# [GOAL]
Copy the data that follows exactly. Include no pictures.

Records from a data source
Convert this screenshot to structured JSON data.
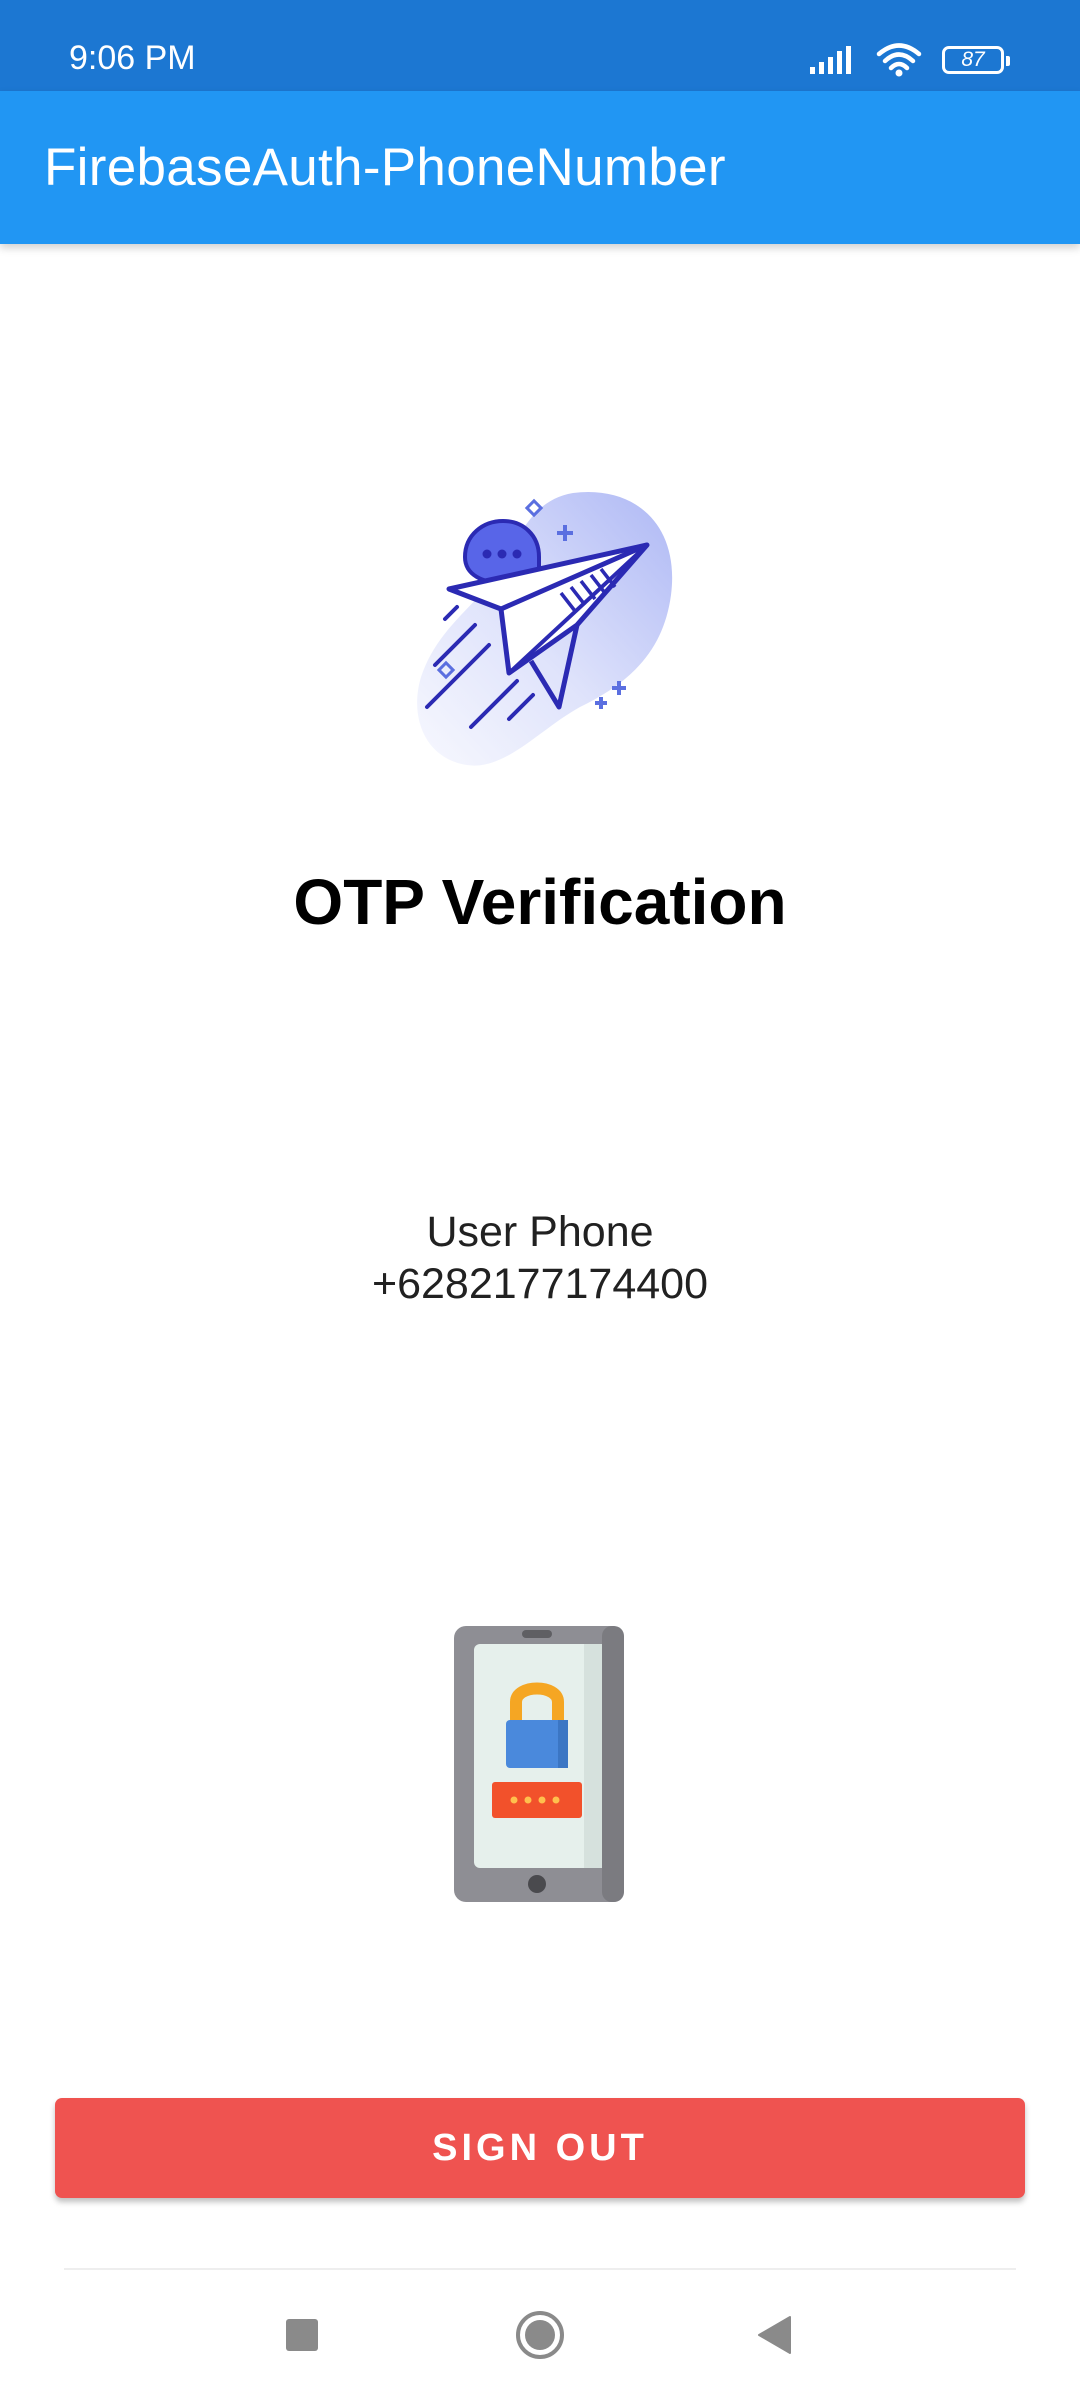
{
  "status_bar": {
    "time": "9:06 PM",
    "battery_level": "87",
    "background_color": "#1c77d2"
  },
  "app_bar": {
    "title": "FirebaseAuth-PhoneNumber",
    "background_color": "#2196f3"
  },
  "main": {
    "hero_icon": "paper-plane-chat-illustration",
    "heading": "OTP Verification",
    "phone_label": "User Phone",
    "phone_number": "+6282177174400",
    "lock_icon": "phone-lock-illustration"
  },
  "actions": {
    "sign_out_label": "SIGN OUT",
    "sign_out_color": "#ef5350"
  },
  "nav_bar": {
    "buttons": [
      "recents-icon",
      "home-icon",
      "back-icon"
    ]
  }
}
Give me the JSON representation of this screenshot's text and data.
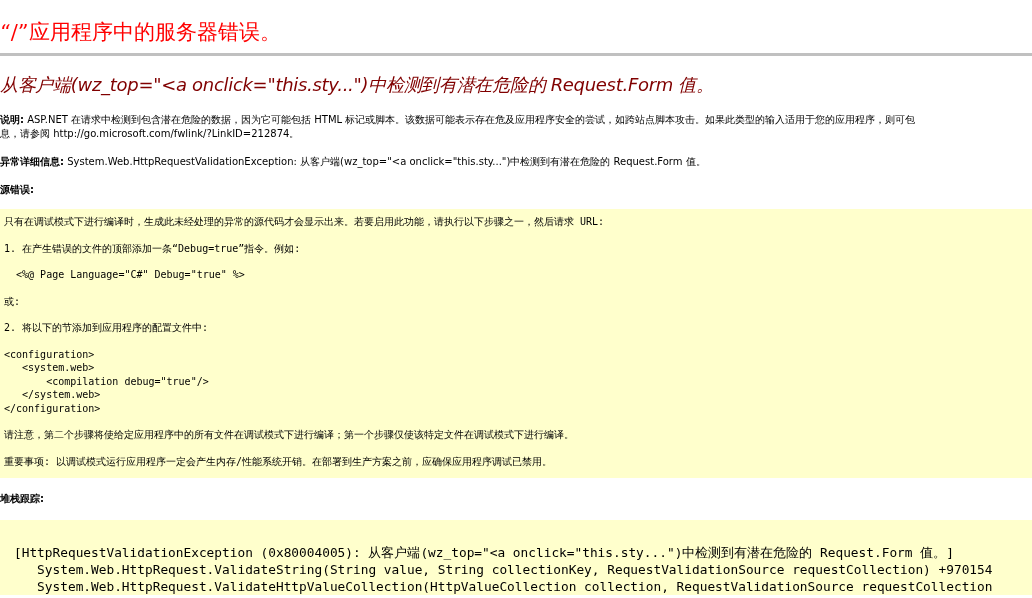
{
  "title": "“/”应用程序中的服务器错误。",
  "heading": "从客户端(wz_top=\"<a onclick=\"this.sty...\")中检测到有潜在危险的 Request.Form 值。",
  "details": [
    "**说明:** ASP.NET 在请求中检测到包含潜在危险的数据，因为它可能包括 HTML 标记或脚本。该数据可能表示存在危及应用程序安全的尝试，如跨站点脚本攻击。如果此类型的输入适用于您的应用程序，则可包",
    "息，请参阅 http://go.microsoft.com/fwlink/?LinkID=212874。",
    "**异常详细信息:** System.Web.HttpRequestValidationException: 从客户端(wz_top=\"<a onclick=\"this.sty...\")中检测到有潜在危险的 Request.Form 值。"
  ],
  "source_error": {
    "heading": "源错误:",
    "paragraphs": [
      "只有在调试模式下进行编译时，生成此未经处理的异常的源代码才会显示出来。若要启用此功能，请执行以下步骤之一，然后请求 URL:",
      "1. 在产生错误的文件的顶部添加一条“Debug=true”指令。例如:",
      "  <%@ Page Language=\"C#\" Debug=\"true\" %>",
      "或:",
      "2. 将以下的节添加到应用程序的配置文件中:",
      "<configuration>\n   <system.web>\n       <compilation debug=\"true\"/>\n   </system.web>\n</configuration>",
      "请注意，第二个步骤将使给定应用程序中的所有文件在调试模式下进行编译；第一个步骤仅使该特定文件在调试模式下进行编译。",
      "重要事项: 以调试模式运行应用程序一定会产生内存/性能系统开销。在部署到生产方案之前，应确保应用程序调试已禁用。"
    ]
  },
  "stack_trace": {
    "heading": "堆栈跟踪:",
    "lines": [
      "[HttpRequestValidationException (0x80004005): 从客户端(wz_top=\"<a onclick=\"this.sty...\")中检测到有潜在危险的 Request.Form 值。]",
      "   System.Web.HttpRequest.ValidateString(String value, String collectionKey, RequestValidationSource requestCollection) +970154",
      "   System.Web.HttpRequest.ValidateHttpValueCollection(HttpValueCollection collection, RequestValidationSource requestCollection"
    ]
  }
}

# [TASK OUTPUT]
Convert this screenshot to structured JSON data.
{
  "status_bar": {
    "time": "9:06 PM",
    "battery_level": "87",
    "background_color": "#1c77d2"
  },
  "app_bar": {
    "title": "FirebaseAuth-PhoneNumber",
    "background_color": "#2196f3"
  },
  "main": {
    "hero_icon": "paper-plane-chat-illustration",
    "heading": "OTP Verification",
    "phone_label": "User Phone",
    "phone_number": "+6282177174400",
    "lock_icon": "phone-lock-illustration"
  },
  "actions": {
    "sign_out_label": "SIGN OUT",
    "sign_out_color": "#ef5350"
  },
  "nav_bar": {
    "buttons": [
      "recents-icon",
      "home-icon",
      "back-icon"
    ]
  }
}
Give me the JSON representation of this screenshot's text and data.
{
  "title": "“/”应用程序中的服务器错误。",
  "heading": "从客户端(wz_top=\"<a onclick=\"this.sty...\")中检测到有潜在危险的 Request.Form 值。",
  "details": [
    "**说明:** ASP.NET 在请求中检测到包含潜在危险的数据，因为它可能包括 HTML 标记或脚本。该数据可能表示存在危及应用程序安全的尝试，如跨站点脚本攻击。如果此类型的输入适用于您的应用程序，则可包",
    "息，请参阅 http://go.microsoft.com/fwlink/?LinkID=212874。",
    "**异常详细信息:** System.Web.HttpRequestValidationException: 从客户端(wz_top=\"<a onclick=\"this.sty...\")中检测到有潜在危险的 Request.Form 值。"
  ],
  "source_error": {
    "heading": "源错误:",
    "paragraphs": [
      "只有在调试模式下进行编译时，生成此未经处理的异常的源代码才会显示出来。若要启用此功能，请执行以下步骤之一，然后请求 URL:",
      "1. 在产生错误的文件的顶部添加一条“Debug=true”指令。例如:",
      "  <%@ Page Language=\"C#\" Debug=\"true\" %>",
      "或:",
      "2. 将以下的节添加到应用程序的配置文件中:",
      "<configuration>\n   <system.web>\n       <compilation debug=\"true\"/>\n   </system.web>\n</configuration>",
      "请注意，第二个步骤将使给定应用程序中的所有文件在调试模式下进行编译；第一个步骤仅使该特定文件在调试模式下进行编译。",
      "重要事项: 以调试模式运行应用程序一定会产生内存/性能系统开销。在部署到生产方案之前，应确保应用程序调试已禁用。"
    ]
  },
  "stack_trace": {
    "heading": "堆栈跟踪:",
    "lines": [
      "[HttpRequestValidationException (0x80004005): 从客户端(wz_top=\"<a onclick=\"this.sty...\")中检测到有潜在危险的 Request.Form 值。]",
      "   System.Web.HttpRequest.ValidateString(String value, String collectionKey, RequestValidationSource requestCollection) +970154",
      "   System.Web.HttpRequest.ValidateHttpValueCollection(HttpValueCollection collection, RequestValidationSource requestCollection"
    ]
  }
}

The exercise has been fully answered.